> PROBLEM DESCRIPTION
From the entries below, gather each line containing the word "packets".

> A run of records
════════════════════

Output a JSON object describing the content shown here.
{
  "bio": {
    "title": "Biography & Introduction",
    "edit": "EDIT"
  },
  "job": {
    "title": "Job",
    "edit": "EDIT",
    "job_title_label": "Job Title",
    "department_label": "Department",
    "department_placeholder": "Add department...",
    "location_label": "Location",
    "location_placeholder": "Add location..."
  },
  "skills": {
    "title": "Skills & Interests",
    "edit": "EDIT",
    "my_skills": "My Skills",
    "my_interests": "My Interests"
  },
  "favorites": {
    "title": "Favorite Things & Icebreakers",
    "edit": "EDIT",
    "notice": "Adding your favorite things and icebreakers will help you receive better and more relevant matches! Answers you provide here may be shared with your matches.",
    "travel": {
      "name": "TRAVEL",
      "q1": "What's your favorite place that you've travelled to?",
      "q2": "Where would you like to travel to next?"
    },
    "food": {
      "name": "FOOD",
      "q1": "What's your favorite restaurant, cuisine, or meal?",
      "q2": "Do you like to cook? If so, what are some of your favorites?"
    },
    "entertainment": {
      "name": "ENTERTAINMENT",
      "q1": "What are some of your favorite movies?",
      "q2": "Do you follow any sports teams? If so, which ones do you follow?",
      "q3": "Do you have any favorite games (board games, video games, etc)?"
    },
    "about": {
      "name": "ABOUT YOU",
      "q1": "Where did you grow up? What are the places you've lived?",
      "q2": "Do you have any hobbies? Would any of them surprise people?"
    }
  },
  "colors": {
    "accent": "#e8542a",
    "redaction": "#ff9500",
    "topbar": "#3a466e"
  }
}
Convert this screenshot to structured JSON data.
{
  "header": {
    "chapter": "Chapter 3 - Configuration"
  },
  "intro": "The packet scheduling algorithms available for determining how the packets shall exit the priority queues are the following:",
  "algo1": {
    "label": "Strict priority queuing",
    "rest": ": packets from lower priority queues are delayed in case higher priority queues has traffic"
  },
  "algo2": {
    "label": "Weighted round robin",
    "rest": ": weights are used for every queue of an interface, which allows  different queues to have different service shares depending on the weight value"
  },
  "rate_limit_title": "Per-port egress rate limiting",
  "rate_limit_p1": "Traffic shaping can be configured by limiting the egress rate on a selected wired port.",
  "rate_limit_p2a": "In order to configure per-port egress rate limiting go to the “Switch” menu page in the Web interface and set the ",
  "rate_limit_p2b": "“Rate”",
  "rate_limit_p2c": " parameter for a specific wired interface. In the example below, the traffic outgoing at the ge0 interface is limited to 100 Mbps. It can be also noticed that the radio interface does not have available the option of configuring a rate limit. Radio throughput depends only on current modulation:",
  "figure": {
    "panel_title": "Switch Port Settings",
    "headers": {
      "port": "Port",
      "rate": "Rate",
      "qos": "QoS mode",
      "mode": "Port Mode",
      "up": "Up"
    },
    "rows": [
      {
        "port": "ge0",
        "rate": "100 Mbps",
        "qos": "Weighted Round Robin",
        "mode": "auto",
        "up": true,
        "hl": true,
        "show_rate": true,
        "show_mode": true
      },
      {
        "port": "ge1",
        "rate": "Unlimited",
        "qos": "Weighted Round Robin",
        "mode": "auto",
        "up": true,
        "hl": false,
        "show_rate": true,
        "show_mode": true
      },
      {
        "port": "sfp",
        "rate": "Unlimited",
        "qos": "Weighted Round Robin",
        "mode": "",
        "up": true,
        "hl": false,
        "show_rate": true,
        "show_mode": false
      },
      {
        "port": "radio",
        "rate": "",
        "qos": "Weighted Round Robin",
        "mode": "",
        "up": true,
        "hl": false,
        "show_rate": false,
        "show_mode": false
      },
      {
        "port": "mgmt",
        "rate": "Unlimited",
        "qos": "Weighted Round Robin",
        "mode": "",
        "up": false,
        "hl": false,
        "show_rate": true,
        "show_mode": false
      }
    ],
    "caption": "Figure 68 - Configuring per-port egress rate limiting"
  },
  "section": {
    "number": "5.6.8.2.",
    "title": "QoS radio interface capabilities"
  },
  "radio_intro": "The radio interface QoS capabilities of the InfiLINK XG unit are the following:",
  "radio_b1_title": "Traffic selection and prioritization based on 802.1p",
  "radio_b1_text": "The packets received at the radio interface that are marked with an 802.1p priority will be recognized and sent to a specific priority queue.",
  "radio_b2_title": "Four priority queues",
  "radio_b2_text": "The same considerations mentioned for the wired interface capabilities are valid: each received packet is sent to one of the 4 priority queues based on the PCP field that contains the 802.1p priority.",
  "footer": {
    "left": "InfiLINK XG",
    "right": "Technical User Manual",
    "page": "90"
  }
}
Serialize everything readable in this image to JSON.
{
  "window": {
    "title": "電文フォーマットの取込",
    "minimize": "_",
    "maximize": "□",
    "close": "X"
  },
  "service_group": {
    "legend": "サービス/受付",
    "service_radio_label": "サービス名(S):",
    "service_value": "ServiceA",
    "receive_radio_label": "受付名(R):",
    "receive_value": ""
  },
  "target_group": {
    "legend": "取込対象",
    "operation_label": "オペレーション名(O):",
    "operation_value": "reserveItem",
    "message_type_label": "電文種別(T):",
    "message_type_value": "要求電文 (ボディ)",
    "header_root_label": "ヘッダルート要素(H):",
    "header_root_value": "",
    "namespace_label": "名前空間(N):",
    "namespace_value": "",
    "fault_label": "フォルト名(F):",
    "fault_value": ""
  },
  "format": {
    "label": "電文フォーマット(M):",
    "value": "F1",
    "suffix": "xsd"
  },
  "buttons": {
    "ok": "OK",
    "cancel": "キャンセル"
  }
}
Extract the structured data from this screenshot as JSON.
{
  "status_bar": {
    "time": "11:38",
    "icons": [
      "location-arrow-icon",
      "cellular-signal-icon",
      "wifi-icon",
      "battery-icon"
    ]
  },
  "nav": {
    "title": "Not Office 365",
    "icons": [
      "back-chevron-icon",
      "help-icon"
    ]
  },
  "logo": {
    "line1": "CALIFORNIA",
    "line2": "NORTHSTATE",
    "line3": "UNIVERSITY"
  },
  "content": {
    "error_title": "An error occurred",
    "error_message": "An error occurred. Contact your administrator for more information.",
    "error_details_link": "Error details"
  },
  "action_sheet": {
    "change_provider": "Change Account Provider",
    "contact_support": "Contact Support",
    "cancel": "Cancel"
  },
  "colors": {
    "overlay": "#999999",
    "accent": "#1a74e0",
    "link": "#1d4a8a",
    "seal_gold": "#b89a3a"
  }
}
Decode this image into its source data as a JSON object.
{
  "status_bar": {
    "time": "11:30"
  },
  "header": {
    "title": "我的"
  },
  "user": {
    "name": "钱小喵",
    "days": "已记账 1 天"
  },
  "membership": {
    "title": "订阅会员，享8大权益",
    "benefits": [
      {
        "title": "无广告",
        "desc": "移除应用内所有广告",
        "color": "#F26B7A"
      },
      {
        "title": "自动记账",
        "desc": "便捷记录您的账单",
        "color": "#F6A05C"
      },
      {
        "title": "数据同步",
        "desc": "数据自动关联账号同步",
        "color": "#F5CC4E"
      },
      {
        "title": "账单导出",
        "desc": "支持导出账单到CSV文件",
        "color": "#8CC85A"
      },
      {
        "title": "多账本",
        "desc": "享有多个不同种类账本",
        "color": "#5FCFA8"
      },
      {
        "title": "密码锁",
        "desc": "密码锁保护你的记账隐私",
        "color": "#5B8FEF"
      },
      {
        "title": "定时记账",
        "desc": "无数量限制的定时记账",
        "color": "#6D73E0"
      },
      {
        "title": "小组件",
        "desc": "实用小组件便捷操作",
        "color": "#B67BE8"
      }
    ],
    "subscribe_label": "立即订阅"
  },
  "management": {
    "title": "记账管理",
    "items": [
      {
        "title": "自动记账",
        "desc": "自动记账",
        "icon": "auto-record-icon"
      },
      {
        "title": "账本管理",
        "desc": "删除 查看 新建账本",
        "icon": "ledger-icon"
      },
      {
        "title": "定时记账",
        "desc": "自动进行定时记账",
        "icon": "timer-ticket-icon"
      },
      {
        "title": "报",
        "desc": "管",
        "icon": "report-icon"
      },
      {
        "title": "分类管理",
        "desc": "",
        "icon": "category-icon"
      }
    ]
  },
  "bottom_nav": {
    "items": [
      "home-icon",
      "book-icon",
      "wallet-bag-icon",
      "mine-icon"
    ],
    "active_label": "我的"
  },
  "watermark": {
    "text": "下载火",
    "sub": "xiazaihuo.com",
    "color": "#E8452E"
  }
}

════════════════════

> EXPECTED OUTPUT
  "intro": "The packet scheduling algorithms available for determining how the packets shall exit the priority queues are the following:",
    "rest": ": packets from lower priority queues are delayed in case higher priority queues has traffic"
  "radio_b1_text": "The packets received at the radio interface that are marked with an 802.1p priority will be recognized and sent to a specific priority queue.",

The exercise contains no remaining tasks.